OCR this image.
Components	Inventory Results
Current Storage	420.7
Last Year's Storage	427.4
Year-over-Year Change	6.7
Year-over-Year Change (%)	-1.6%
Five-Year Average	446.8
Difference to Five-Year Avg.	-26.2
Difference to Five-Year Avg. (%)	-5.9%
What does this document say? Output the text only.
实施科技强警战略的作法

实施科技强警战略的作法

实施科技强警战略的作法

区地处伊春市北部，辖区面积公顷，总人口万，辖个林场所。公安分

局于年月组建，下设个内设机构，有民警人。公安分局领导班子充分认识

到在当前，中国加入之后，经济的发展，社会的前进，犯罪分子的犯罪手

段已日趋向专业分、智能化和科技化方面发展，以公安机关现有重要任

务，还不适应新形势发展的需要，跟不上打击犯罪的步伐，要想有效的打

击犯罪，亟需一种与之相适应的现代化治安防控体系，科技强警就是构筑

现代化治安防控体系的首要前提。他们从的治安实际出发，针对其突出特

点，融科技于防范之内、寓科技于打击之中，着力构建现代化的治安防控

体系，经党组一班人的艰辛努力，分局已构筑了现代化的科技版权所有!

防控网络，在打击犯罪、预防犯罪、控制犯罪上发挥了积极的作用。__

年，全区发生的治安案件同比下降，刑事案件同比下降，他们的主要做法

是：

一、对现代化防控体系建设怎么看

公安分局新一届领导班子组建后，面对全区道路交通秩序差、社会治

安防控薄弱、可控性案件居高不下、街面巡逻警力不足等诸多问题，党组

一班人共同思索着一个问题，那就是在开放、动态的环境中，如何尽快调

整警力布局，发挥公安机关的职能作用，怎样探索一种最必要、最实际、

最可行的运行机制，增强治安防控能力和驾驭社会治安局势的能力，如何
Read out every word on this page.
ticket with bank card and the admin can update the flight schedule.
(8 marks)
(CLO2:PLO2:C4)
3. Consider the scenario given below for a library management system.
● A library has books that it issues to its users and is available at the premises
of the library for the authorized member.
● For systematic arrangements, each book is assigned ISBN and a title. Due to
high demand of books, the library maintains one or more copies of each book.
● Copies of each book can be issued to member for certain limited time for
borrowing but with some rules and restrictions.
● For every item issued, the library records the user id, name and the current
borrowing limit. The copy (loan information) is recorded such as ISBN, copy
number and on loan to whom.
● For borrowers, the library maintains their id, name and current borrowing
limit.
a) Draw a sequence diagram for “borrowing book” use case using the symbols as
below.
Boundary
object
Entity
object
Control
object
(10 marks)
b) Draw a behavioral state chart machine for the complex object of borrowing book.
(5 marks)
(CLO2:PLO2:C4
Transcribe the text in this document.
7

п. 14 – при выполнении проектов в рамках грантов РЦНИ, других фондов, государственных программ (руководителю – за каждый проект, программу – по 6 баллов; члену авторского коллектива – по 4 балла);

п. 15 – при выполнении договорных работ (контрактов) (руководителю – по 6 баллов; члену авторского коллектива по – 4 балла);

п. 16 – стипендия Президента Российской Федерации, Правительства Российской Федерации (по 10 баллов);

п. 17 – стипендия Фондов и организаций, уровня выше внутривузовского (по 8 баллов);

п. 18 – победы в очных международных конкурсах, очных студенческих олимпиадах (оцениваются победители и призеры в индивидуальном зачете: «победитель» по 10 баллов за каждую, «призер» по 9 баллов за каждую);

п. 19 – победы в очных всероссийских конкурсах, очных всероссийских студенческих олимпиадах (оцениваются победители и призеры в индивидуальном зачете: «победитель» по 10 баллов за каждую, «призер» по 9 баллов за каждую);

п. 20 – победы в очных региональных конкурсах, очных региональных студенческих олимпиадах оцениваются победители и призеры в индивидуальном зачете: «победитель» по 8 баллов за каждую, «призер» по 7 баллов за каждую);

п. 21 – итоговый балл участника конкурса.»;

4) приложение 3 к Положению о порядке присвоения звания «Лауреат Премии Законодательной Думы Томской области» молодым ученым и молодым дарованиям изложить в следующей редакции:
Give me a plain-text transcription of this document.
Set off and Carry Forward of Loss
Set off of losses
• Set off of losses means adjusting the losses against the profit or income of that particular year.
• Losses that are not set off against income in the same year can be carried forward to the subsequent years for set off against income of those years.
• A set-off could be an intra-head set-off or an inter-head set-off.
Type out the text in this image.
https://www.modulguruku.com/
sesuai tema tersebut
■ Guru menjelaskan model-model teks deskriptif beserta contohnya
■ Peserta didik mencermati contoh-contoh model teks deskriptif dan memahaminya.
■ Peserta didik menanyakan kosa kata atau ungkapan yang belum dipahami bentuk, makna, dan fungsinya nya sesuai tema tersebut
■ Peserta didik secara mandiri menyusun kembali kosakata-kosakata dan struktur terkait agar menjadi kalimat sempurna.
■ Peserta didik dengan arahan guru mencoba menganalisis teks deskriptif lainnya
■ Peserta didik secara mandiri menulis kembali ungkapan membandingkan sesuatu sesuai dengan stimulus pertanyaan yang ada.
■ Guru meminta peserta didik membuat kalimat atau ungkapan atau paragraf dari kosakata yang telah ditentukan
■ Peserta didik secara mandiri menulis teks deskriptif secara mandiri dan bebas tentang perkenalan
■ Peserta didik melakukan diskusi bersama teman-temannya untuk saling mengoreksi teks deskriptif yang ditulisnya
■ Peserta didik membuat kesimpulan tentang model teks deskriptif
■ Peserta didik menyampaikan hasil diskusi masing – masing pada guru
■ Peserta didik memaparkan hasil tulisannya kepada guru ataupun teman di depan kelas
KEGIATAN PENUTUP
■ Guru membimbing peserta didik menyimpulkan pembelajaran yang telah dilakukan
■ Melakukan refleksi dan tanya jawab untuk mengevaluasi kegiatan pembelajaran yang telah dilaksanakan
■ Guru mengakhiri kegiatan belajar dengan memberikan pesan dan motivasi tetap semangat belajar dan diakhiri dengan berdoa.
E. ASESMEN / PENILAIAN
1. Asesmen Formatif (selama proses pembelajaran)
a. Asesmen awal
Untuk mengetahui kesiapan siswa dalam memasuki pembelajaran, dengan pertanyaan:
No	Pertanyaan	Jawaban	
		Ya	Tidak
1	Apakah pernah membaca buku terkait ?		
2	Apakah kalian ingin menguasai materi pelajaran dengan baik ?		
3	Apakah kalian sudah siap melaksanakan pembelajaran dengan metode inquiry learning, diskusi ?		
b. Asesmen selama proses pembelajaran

○ ○ ○ ○

REQUIREMENTS:
Go through the records and print each one exactly.

COMPLETE OUTPUT:
OCR this image.
Components	Inventory Results
Current Storage	420.7
Last Year's Storage	427.4
Year-over-Year Change	6.7
Year-over-Year Change (%)	-1.6%
Five-Year Average	446.8
Difference to Five-Year Avg.	-26.2
Difference to Five-Year Avg. (%)	-5.9%
What does this document say? Output the text only.
实施科技强警战略的作法

实施科技强警战略的作法

实施科技强警战略的作法

区地处伊春市北部，辖区面积公顷，总人口万，辖个林场所。公安分

局于年月组建，下设个内设机构，有民警人。公安分局领导班子充分认识

到在当前，中国加入之后，经济的发展，社会的前进，犯罪分子的犯罪手

段已日趋向专业分、智能化和科技化方面发展，以公安机关现有重要任

务，还不适应新形势发展的需要，跟不上打击犯罪的步伐，要想有效的打

击犯罪，亟需一种与之相适应的现代化治安防控体系，科技强警就是构筑

现代化治安防控体系的首要前提。他们从的治安实际出发，针对其突出特

点，融科技于防范之内、寓科技于打击之中，着力构建现代化的治安防控

体系，经党组一班人的艰辛努力，分局已构筑了现代化的科技版权所有!

防控网络，在打击犯罪、预防犯罪、控制犯罪上发挥了积极的作用。__

年，全区发生的治安案件同比下降，刑事案件同比下降，他们的主要做法

是：

一、对现代化防控体系建设怎么看

公安分局新一届领导班子组建后，面对全区道路交通秩序差、社会治

安防控薄弱、可控性案件居高不下、街面巡逻警力不足等诸多问题，党组

一班人共同思索着一个问题，那就是在开放、动态的环境中，如何尽快调

整警力布局，发挥公安机关的职能作用，怎样探索一种最必要、最实际、

最可行的运行机制，增强治安防控能力和驾驭社会治安局势的能力，如何
Read out every word on this page.
ticket with bank card and the admin can update the flight schedule.
(8 marks)
(CLO2:PLO2:C4)
3. Consider the scenario given below for a library management system.
● A library has books that it issues to its users and is available at the premises
of the library for the authorized member.
● For systematic arrangements, each book is assigned ISBN and a title. Due to
high demand of books, the library maintains one or more copies of each book.
● Copies of each book can be issued to member for certain limited time for
borrowing but with some rules and restrictions.
● For every item issued, the library records the user id, name and the current
borrowing limit. The copy (loan information) is recorded such as ISBN, copy
number and on loan to whom.
● For borrowers, the library maintains their id, name and current borrowing
limit.
a) Draw a sequence diagram for “borrowing book” use case using the symbols as
below.
Boundary
object
Entity
object
Control
object
(10 marks)
b) Draw a behavioral state chart machine for the complex object of borrowing book.
(5 marks)
(CLO2:PLO2:C4
Transcribe the text in this document.
7

п. 14 – при выполнении проектов в рамках грантов РЦНИ, других фондов, государственных программ (руководителю – за каждый проект, программу – по 6 баллов; члену авторского коллектива – по 4 балла);

п. 15 – при выполнении договорных работ (контрактов) (руководителю – по 6 баллов; члену авторского коллектива по – 4 балла);

п. 16 – стипендия Президента Российской Федерации, Правительства Российской Федерации (по 10 баллов);

п. 17 – стипендия Фондов и организаций, уровня выше внутривузовского (по 8 баллов);

п. 18 – победы в очных международных конкурсах, очных студенческих олимпиадах (оцениваются победители и призеры в индивидуальном зачете: «победитель» по 10 баллов за каждую, «призер» по 9 баллов за каждую);

п. 19 – победы в очных всероссийских конкурсах, очных всероссийских студенческих олимпиадах (оцениваются победители и призеры в индивидуальном зачете: «победитель» по 10 баллов за каждую, «призер» по 9 баллов за каждую);

п. 20 – победы в очных региональных конкурсах, очных региональных студенческих олимпиадах оцениваются победители и призеры в индивидуальном зачете: «победитель» по 8 баллов за каждую, «призер» по 7 баллов за каждую);

п. 21 – итоговый балл участника конкурса.»;

4) приложение 3 к Положению о порядке присвоения звания «Лауреат Премии Законодательной Думы Томской области» молодым ученым и молодым дарованиям изложить в следующей редакции:
Give me a plain-text transcription of this document.
Set off and Carry Forward of Loss
Set off of losses
• Set off of losses means adjusting the losses against the profit or income of that particular year.
• Losses that are not set off against income in the same year can be carried forward to the subsequent years for set off against income of those years.
• A set-off could be an intra-head set-off or an inter-head set-off.
Type out the text in this image.
https://www.modulguruku.com/
sesuai tema tersebut
■ Guru menjelaskan model-model teks deskriptif beserta contohnya
■ Peserta didik mencermati contoh-contoh model teks deskriptif dan memahaminya.
■ Peserta didik menanyakan kosa kata atau ungkapan yang belum dipahami bentuk, makna, dan fungsinya nya sesuai tema tersebut
■ Peserta didik secara mandiri menyusun kembali kosakata-kosakata dan struktur terkait agar menjadi kalimat sempurna.
■ Peserta didik dengan arahan guru mencoba menganalisis teks deskriptif lainnya
■ Peserta didik secara mandiri menulis kembali ungkapan membandingkan sesuatu sesuai dengan stimulus pertanyaan yang ada.
■ Guru meminta peserta didik membuat kalimat atau ungkapan atau paragraf dari kosakata yang telah ditentukan
■ Peserta didik secara mandiri menulis teks deskriptif secara mandiri dan bebas tentang perkenalan
■ Peserta didik melakukan diskusi bersama teman-temannya untuk saling mengoreksi teks deskriptif yang ditulisnya
■ Peserta didik membuat kesimpulan tentang model teks deskriptif
■ Peserta didik menyampaikan hasil diskusi masing – masing pada guru
■ Peserta didik memaparkan hasil tulisannya kepada guru ataupun teman di depan kelas
KEGIATAN PENUTUP
■ Guru membimbing peserta didik menyimpulkan pembelajaran yang telah dilakukan
■ Melakukan refleksi dan tanya jawab untuk mengevaluasi kegiatan pembelajaran yang telah dilaksanakan
■ Guru mengakhiri kegiatan belajar dengan memberikan pesan dan motivasi tetap semangat belajar dan diakhiri dengan berdoa.
E. ASESMEN / PENILAIAN
1. Asesmen Formatif (selama proses pembelajaran)
a. Asesmen awal
Untuk mengetahui kesiapan siswa dalam memasuki pembelajaran, dengan pertanyaan:
No	Pertanyaan	Jawaban	
		Ya	Tidak
1	Apakah pernah membaca buku terkait ?		
2	Apakah kalian ingin menguasai materi pelajaran dengan baik ?		
3	Apakah kalian sudah siap melaksanakan pembelajaran dengan metode inquiry learning, diskusi ?		
b. Asesmen selama proses pembelajaran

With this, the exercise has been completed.